### Exercise data

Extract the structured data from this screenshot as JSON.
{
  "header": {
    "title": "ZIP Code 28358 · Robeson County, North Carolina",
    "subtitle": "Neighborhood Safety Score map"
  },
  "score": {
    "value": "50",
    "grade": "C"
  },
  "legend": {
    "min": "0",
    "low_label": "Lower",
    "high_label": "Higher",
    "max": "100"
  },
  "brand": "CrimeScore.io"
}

######

Retype all of the data shown above, word for word.

Extract the structured data from this screenshot as JSON.
{
  "header": {
    "title": "ZIP Code 28358 · Robeson County, North Carolina",
    "subtitle": "Neighborhood Safety Score map"
  },
  "score": {
    "value": "50",
    "grade": "C"
  },
  "legend": {
    "min": "0",
    "low_label": "Lower",
    "high_label": "Higher",
    "max": "100"
  },
  "brand": "CrimeScore.io"
}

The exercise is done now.